[Entries from a dataset]
— begin —
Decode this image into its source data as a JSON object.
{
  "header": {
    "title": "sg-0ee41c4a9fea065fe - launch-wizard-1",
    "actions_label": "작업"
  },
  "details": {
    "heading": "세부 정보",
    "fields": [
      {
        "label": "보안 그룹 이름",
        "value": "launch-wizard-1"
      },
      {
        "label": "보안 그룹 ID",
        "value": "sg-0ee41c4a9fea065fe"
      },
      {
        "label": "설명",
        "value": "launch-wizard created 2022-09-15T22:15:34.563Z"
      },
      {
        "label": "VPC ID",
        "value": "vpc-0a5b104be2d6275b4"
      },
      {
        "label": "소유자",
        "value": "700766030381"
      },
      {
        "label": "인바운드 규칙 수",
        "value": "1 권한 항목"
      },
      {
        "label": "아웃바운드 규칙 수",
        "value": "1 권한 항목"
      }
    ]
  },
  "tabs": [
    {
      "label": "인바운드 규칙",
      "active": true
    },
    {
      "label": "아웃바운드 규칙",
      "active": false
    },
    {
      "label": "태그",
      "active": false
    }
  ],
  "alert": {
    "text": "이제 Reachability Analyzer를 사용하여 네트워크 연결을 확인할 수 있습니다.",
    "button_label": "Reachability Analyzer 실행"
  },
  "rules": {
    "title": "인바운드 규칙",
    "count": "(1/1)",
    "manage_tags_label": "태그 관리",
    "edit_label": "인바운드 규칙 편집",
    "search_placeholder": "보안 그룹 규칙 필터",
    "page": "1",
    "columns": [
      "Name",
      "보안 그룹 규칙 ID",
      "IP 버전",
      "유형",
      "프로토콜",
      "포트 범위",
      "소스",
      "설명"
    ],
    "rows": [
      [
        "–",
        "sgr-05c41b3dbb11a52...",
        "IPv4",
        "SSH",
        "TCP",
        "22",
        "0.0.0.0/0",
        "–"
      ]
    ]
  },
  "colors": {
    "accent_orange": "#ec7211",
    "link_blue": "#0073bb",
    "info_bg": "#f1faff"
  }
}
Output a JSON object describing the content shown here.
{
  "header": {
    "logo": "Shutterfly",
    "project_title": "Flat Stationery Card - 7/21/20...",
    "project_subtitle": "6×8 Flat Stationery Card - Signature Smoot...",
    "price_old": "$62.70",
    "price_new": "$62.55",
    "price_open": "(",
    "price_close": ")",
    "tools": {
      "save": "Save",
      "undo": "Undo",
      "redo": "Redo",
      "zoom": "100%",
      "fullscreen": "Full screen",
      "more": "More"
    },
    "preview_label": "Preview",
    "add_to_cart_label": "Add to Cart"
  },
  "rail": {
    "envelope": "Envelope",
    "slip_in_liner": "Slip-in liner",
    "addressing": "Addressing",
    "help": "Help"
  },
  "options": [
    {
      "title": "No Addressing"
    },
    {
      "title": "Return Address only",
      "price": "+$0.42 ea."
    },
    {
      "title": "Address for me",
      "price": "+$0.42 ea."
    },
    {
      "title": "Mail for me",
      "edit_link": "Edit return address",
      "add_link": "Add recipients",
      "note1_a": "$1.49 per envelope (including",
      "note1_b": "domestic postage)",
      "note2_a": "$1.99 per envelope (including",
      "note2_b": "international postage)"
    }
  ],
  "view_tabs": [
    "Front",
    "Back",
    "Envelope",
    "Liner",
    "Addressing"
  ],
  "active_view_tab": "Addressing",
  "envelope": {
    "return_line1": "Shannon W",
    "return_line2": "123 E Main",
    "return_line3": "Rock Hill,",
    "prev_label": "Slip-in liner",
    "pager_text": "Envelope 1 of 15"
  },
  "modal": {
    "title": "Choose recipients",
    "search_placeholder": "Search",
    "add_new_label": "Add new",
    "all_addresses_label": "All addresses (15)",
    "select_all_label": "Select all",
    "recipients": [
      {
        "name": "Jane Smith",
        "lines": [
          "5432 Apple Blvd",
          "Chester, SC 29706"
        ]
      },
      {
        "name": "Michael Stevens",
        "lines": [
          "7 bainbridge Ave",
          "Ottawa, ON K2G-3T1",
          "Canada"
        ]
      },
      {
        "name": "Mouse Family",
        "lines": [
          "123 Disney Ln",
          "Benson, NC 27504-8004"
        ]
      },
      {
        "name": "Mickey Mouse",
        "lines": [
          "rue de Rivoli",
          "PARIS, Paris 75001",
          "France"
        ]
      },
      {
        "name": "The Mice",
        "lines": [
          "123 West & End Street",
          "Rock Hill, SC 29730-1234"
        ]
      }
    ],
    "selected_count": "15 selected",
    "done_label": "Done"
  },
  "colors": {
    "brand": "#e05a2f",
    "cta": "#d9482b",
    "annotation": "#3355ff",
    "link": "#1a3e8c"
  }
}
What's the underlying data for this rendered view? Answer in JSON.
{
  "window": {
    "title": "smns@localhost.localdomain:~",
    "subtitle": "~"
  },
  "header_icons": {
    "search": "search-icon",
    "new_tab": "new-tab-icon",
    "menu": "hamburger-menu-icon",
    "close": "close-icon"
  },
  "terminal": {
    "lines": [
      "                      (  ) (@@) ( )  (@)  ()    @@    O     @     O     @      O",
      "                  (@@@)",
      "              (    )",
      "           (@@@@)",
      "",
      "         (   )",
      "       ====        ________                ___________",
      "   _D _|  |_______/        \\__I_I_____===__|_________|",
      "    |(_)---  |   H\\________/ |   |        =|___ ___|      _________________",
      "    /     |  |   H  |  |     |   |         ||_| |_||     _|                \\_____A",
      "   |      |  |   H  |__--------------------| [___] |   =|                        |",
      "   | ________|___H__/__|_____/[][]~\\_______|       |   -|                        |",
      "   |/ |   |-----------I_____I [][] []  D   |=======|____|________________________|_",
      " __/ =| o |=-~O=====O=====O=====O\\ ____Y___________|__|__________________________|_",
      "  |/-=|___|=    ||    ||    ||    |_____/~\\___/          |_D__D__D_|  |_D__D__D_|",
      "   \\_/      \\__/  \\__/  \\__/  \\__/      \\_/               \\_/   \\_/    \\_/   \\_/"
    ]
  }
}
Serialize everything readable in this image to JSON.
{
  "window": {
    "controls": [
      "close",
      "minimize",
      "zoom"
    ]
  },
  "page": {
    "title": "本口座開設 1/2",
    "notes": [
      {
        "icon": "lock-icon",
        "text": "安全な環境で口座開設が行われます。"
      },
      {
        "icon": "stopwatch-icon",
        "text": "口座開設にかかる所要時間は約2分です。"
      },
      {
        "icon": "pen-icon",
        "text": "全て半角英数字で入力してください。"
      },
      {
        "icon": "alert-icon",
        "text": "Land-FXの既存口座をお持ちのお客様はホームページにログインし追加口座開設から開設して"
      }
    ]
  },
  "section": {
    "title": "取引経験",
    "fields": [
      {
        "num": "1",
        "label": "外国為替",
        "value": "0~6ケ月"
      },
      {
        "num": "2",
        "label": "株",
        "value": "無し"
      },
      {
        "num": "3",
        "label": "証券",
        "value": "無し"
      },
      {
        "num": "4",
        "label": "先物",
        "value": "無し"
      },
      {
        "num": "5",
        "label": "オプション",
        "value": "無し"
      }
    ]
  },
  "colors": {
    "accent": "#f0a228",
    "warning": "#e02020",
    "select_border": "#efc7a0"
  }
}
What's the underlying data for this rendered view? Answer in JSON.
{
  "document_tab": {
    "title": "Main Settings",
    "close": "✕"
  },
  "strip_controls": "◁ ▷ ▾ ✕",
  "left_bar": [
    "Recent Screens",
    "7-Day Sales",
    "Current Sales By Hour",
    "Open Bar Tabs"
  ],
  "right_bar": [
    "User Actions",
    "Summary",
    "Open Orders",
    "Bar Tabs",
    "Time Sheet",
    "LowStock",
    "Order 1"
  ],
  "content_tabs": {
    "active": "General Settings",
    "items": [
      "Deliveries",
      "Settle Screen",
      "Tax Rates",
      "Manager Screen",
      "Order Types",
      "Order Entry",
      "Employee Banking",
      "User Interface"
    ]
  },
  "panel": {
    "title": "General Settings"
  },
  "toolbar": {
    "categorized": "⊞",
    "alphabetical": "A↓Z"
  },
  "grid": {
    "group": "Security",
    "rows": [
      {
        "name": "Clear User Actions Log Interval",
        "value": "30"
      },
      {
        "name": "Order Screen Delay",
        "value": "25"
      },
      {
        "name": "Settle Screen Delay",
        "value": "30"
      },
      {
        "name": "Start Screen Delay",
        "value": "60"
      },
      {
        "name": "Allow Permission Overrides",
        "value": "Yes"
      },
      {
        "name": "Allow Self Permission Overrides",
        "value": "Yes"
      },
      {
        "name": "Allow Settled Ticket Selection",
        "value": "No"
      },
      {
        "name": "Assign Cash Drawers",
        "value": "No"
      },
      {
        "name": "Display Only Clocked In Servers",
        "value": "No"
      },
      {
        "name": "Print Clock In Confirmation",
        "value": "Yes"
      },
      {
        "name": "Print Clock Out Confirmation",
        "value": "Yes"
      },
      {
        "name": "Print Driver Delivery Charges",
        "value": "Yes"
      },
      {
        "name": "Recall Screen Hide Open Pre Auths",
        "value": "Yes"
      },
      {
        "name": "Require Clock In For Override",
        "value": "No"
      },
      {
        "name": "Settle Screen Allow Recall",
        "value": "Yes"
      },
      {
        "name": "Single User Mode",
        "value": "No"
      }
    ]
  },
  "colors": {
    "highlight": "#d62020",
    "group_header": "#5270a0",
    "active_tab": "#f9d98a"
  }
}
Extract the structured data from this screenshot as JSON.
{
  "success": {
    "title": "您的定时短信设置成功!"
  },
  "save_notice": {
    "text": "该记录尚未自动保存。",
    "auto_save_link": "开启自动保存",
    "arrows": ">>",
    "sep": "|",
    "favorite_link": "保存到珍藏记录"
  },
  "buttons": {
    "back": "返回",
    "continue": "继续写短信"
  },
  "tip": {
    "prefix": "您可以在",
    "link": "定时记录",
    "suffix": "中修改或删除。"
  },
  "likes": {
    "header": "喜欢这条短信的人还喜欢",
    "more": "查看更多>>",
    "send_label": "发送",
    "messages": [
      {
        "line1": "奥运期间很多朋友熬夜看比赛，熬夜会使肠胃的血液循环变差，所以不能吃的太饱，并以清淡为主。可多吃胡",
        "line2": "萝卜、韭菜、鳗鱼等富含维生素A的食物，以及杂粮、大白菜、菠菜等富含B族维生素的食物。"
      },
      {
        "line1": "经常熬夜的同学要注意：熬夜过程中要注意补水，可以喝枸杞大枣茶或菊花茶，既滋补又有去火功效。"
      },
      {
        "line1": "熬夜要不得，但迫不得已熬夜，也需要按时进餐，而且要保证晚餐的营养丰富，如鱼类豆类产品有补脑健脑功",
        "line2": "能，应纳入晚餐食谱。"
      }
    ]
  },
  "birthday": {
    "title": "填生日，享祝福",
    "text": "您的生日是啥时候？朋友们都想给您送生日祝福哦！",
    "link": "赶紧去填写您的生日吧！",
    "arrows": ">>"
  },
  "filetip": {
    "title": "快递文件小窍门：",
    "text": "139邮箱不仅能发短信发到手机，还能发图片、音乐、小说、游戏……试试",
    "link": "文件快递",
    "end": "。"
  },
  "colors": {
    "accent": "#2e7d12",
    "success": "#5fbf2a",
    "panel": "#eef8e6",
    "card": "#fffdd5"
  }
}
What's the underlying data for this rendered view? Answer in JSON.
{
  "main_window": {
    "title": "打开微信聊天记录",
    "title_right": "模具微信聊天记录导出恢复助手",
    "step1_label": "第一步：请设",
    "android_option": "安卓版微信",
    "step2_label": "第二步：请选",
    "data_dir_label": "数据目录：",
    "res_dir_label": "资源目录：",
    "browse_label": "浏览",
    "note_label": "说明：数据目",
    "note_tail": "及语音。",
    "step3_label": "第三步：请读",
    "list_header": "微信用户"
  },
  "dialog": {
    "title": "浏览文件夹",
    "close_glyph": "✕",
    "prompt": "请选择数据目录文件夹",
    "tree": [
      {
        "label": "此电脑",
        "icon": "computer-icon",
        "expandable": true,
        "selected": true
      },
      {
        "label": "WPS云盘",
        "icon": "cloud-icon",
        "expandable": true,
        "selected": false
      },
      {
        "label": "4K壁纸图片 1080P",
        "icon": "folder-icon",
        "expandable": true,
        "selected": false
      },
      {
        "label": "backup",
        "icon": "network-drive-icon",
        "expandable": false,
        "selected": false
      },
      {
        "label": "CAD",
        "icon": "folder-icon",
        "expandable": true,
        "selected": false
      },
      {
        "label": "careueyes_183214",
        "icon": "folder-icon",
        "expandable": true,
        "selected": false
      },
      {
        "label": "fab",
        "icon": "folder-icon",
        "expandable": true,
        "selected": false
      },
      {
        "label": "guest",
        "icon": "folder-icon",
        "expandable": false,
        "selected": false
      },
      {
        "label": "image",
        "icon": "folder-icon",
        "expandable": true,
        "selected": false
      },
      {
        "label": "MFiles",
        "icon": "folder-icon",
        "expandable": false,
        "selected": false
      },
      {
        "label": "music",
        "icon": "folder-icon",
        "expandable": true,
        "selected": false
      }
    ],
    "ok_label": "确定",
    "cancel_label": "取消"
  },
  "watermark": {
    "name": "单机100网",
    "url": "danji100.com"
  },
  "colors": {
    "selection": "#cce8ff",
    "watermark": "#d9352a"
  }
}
— end —
**Given problem:** Give the count of lines holding the word "User" and nothing more.

**Answer:** 4